═══ RECORDS FOR THE TASK

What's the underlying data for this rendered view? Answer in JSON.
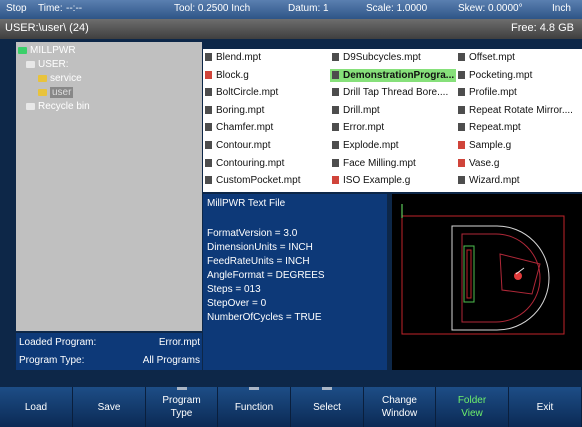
{
  "status": {
    "mode": "Stop",
    "time_label": "Time:",
    "time_value": "--:--",
    "tool": "Tool: 0.2500 Inch",
    "datum": "Datum: 1",
    "scale": "Scale: 1.0000",
    "skew": "Skew: 0.0000°",
    "units": "Inch"
  },
  "pathbar": {
    "path": "USER:\\user\\ (24)",
    "free": "Free: 4.8 GB"
  },
  "tree": [
    {
      "label": "MILLPWR",
      "color": "#3bd06a"
    },
    {
      "label": "USER:",
      "color": "#e8e8e8"
    },
    {
      "label": "service",
      "color": "#e8c33c"
    },
    {
      "label": "user",
      "color": "#e8c33c"
    },
    {
      "label": "Recycle bin",
      "color": "#e8e8e8"
    }
  ],
  "files": [
    {
      "name": "Blend.mpt",
      "type": "m"
    },
    {
      "name": "Block.g",
      "type": "g"
    },
    {
      "name": "BoltCircle.mpt",
      "type": "m"
    },
    {
      "name": "Boring.mpt",
      "type": "m"
    },
    {
      "name": "Chamfer.mpt",
      "type": "m"
    },
    {
      "name": "Contour.mpt",
      "type": "m"
    },
    {
      "name": "Contouring.mpt",
      "type": "m"
    },
    {
      "name": "CustomPocket.mpt",
      "type": "m"
    },
    {
      "name": "D9Subcycles.mpt",
      "type": "m"
    },
    {
      "name": "DemonstrationProgra...",
      "type": "m",
      "selected": true
    },
    {
      "name": "Drill Tap Thread Bore....",
      "type": "m"
    },
    {
      "name": "Drill.mpt",
      "type": "m"
    },
    {
      "name": "Error.mpt",
      "type": "m"
    },
    {
      "name": "Explode.mpt",
      "type": "m"
    },
    {
      "name": "Face Milling.mpt",
      "type": "m"
    },
    {
      "name": "ISO Example.g",
      "type": "g"
    },
    {
      "name": "Offset.mpt",
      "type": "m"
    },
    {
      "name": "Pocketing.mpt",
      "type": "m"
    },
    {
      "name": "Profile.mpt",
      "type": "m"
    },
    {
      "name": "Repeat Rotate Mirror....",
      "type": "m"
    },
    {
      "name": "Repeat.mpt",
      "type": "m"
    },
    {
      "name": "Sample.g",
      "type": "g"
    },
    {
      "name": "Vase.g",
      "type": "g"
    },
    {
      "name": "Wizard.mpt",
      "type": "m"
    }
  ],
  "info": {
    "title": "MillPWR Text File",
    "lines": [
      "FormatVersion = 3.0",
      "DimensionUnits = INCH",
      "FeedRateUnits = INCH",
      "AngleFormat = DEGREES",
      "Steps = 013",
      "StepOver = 0",
      "NumberOfCycles = TRUE"
    ]
  },
  "loaded": {
    "program_label": "Loaded Program:",
    "program_value": "Error.mpt",
    "type_label": "Program Type:",
    "type_value": "All Programs"
  },
  "softkeys": [
    {
      "label": "Load",
      "line2": ""
    },
    {
      "label": "Save",
      "line2": ""
    },
    {
      "label": "Program",
      "line2": "Type",
      "tab": true
    },
    {
      "label": "Function",
      "line2": "",
      "tab": true
    },
    {
      "label": "Select",
      "line2": "",
      "tab": true
    },
    {
      "label": "Change",
      "line2": "Window"
    },
    {
      "label": "Folder",
      "line2": "View",
      "active": true
    },
    {
      "label": "Exit",
      "line2": ""
    }
  ],
  "colors": {
    "accent_green": "#6ef06a",
    "panel_blue": "#0d3978",
    "selection": "#86e07a"
  }
}
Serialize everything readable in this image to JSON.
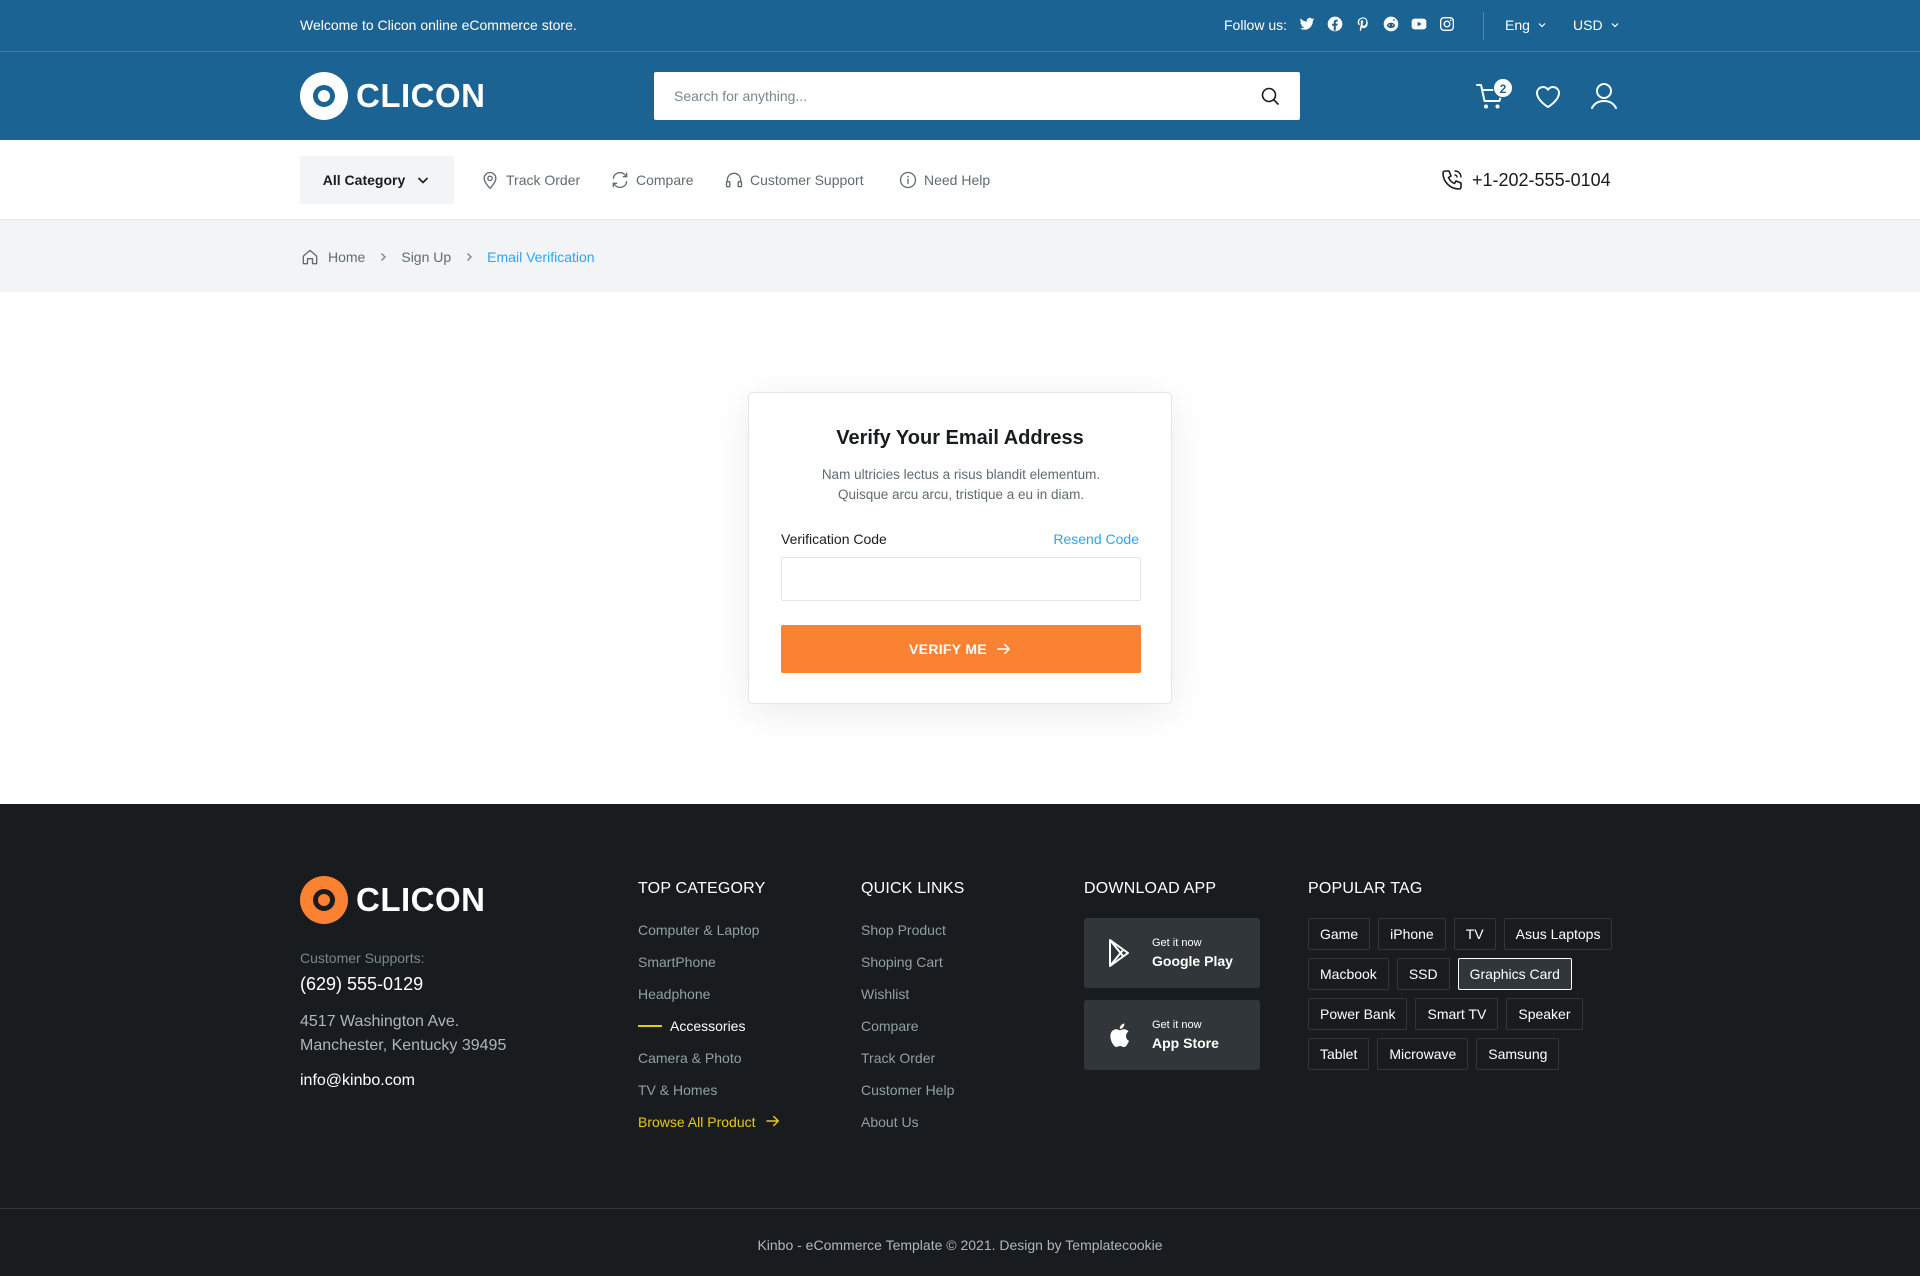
{
  "topbar": {
    "welcome": "Welcome to Clicon online eCommerce store.",
    "follow_label": "Follow us:",
    "socials": [
      "twitter-icon",
      "facebook-icon",
      "pinterest-icon",
      "reddit-icon",
      "youtube-icon",
      "instagram-icon"
    ],
    "language": "Eng",
    "currency": "USD"
  },
  "header": {
    "logo_text": "CLICON",
    "search_placeholder": "Search for anything...",
    "cart_count": "2"
  },
  "nav": {
    "all_category": "All Category",
    "links": [
      "Track Order",
      "Compare",
      "Customer Support",
      "Need Help"
    ],
    "phone": "+1-202-555-0104"
  },
  "breadcrumb": {
    "items": [
      "Home",
      "Sign Up",
      "Email Verification"
    ]
  },
  "verify": {
    "title": "Verify Your Email Address",
    "desc_line1": "Nam ultricies lectus a risus blandit elementum.",
    "desc_line2": "Quisque arcu arcu, tristique a eu in diam.",
    "code_label": "Verification Code",
    "resend_label": "Resend Code",
    "code_value": "",
    "button_label": "VERIFY ME"
  },
  "footer": {
    "logo_text": "CLICON",
    "support_label": "Customer Supports:",
    "support_phone": "(629) 555-0129",
    "address_line1": "4517 Washington Ave.",
    "address_line2": "Manchester, Kentucky 39495",
    "email": "info@kinbo.com",
    "top_category": {
      "title": "TOP CATEGORY",
      "items": [
        "Computer & Laptop",
        "SmartPhone",
        "Headphone",
        "Accessories",
        "Camera & Photo",
        "TV & Homes"
      ],
      "browse": "Browse All Product"
    },
    "quick_links": {
      "title": "QUICK LINKS",
      "items": [
        "Shop Product",
        "Shoping Cart",
        "Wishlist",
        "Compare",
        "Track Order",
        "Customer Help",
        "About Us"
      ]
    },
    "download_app": {
      "title": "DOWNLOAD APP",
      "google_small": "Get it now",
      "google_big": "Google Play",
      "apple_small": "Get it now",
      "apple_big": "App Store"
    },
    "popular_tag": {
      "title": "POPULAR TAG",
      "tags": [
        "Game",
        "iPhone",
        "TV",
        "Asus Laptops",
        "Macbook",
        "SSD",
        "Graphics Card",
        "Power Bank",
        "Smart TV",
        "Speaker",
        "Tablet",
        "Microwave",
        "Samsung"
      ],
      "selected": "Graphics Card"
    },
    "copyright": "Kinbo - eCommerce Template © 2021. Design by Templatecookie"
  },
  "colors": {
    "primary": "#1B6392",
    "accent": "#FA8232",
    "link": "#2DA5F3",
    "footer_bg": "#191C1F",
    "highlight": "#EBC80C"
  }
}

══════

EXERCISE AIM.
Copy out the whole listing exactly, and don't carry over any pictures.

RESPONSE TO THIS TASK.
What's the underlying data for this rendered view? Answer in JSON.
{
  "status": {
    "mode": "Stop",
    "time_label": "Time:",
    "time_value": "--:--",
    "tool": "Tool: 0.2500 Inch",
    "datum": "Datum: 1",
    "scale": "Scale: 1.0000",
    "skew": "Skew: 0.0000°",
    "units": "Inch"
  },
  "pathbar": {
    "path": "USER:\\user\\ (24)",
    "free": "Free: 4.8 GB"
  },
  "tree": [
    {
      "label": "MILLPWR",
      "color": "#3bd06a"
    },
    {
      "label": "USER:",
      "color": "#e8e8e8"
    },
    {
      "label": "service",
      "color": "#e8c33c"
    },
    {
      "label": "user",
      "color": "#e8c33c"
    },
    {
      "label": "Recycle bin",
      "color": "#e8e8e8"
    }
  ],
  "files": [
    {
      "name": "Blend.mpt",
      "type": "m"
    },
    {
      "name": "Block.g",
      "type": "g"
    },
    {
      "name": "BoltCircle.mpt",
      "type": "m"
    },
    {
      "name": "Boring.mpt",
      "type": "m"
    },
    {
      "name": "Chamfer.mpt",
      "type": "m"
    },
    {
      "name": "Contour.mpt",
      "type": "m"
    },
    {
      "name": "Contouring.mpt",
      "type": "m"
    },
    {
      "name": "CustomPocket.mpt",
      "type": "m"
    },
    {
      "name": "D9Subcycles.mpt",
      "type": "m"
    },
    {
      "name": "DemonstrationProgra...",
      "type": "m",
      "selected": true
    },
    {
      "name": "Drill Tap Thread Bore....",
      "type": "m"
    },
    {
      "name": "Drill.mpt",
      "type": "m"
    },
    {
      "name": "Error.mpt",
      "type": "m"
    },
    {
      "name": "Explode.mpt",
      "type": "m"
    },
    {
      "name": "Face Milling.mpt",
      "type": "m"
    },
    {
      "name": "ISO Example.g",
      "type": "g"
    },
    {
      "name": "Offset.mpt",
      "type": "m"
    },
    {
      "name": "Pocketing.mpt",
      "type": "m"
    },
    {
      "name": "Profile.mpt",
      "type": "m"
    },
    {
      "name": "Repeat Rotate Mirror....",
      "type": "m"
    },
    {
      "name": "Repeat.mpt",
      "type": "m"
    },
    {
      "name": "Sample.g",
      "type": "g"
    },
    {
      "name": "Vase.g",
      "type": "g"
    },
    {
      "name": "Wizard.mpt",
      "type": "m"
    }
  ],
  "info": {
    "title": "MillPWR Text File",
    "lines": [
      "FormatVersion = 3.0",
      "DimensionUnits = INCH",
      "FeedRateUnits = INCH",
      "AngleFormat = DEGREES",
      "Steps = 013",
      "StepOver = 0",
      "NumberOfCycles = TRUE"
    ]
  },
  "loaded": {
    "program_label": "Loaded Program:",
    "program_value": "Error.mpt",
    "type_label": "Program Type:",
    "type_value": "All Programs"
  },
  "softkeys": [
    {
      "label": "Load",
      "line2": ""
    },
    {
      "label": "Save",
      "line2": ""
    },
    {
      "label": "Program",
      "line2": "Type",
      "tab": true
    },
    {
      "label": "Function",
      "line2": "",
      "tab": true
    },
    {
      "label": "Select",
      "line2": "",
      "tab": true
    },
    {
      "label": "Change",
      "line2": "Window"
    },
    {
      "label": "Folder",
      "line2": "View",
      "active": true
    },
    {
      "label": "Exit",
      "line2": ""
    }
  ],
  "colors": {
    "accent_green": "#6ef06a",
    "panel_blue": "#0d3978",
    "selection": "#86e07a"
  }
}
Serialize everything readable in this image to JSON.
{
  "topbar": {
    "welcome": "Welcome to Clicon online eCommerce store.",
    "follow_label": "Follow us:",
    "socials": [
      "twitter-icon",
      "facebook-icon",
      "pinterest-icon",
      "reddit-icon",
      "youtube-icon",
      "instagram-icon"
    ],
    "language": "Eng",
    "currency": "USD"
  },
  "header": {
    "logo_text": "CLICON",
    "search_placeholder": "Search for anything...",
    "cart_count": "2"
  },
  "nav": {
    "all_category": "All Category",
    "links": [
      "Track Order",
      "Compare",
      "Customer Support",
      "Need Help"
    ],
    "phone": "+1-202-555-0104"
  },
  "breadcrumb": {
    "items": [
      "Home",
      "Sign Up",
      "Email Verification"
    ]
  },
  "verify": {
    "title": "Verify Your Email Address",
    "desc_line1": "Nam ultricies lectus a risus blandit elementum.",
    "desc_line2": "Quisque arcu arcu, tristique a eu in diam.",
    "code_label": "Verification Code",
    "resend_label": "Resend Code",
    "code_value": "",
    "button_label": "VERIFY ME"
  },
  "footer": {
    "logo_text": "CLICON",
    "support_label": "Customer Supports:",
    "support_phone": "(629) 555-0129",
    "address_line1": "4517 Washington Ave.",
    "address_line2": "Manchester, Kentucky 39495",
    "email": "info@kinbo.com",
    "top_category": {
      "title": "TOP CATEGORY",
      "items": [
        "Computer & Laptop",
        "SmartPhone",
        "Headphone",
        "Accessories",
        "Camera & Photo",
        "TV & Homes"
      ],
      "browse": "Browse All Product"
    },
    "quick_links": {
      "title": "QUICK LINKS",
      "items": [
        "Shop Product",
        "Shoping Cart",
        "Wishlist",
        "Compare",
        "Track Order",
        "Customer Help",
        "About Us"
      ]
    },
    "download_app": {
      "title": "DOWNLOAD APP",
      "google_small": "Get it now",
      "google_big": "Google Play",
      "apple_small": "Get it now",
      "apple_big": "App Store"
    },
    "popular_tag": {
      "title": "POPULAR TAG",
      "tags": [
        "Game",
        "iPhone",
        "TV",
        "Asus Laptops",
        "Macbook",
        "SSD",
        "Graphics Card",
        "Power Bank",
        "Smart TV",
        "Speaker",
        "Tablet",
        "Microwave",
        "Samsung"
      ],
      "selected": "Graphics Card"
    },
    "copyright": "Kinbo - eCommerce Template © 2021. Design by Templatecookie"
  },
  "colors": {
    "primary": "#1B6392",
    "accent": "#FA8232",
    "link": "#2DA5F3",
    "footer_bg": "#191C1F",
    "highlight": "#EBC80C"
  }
}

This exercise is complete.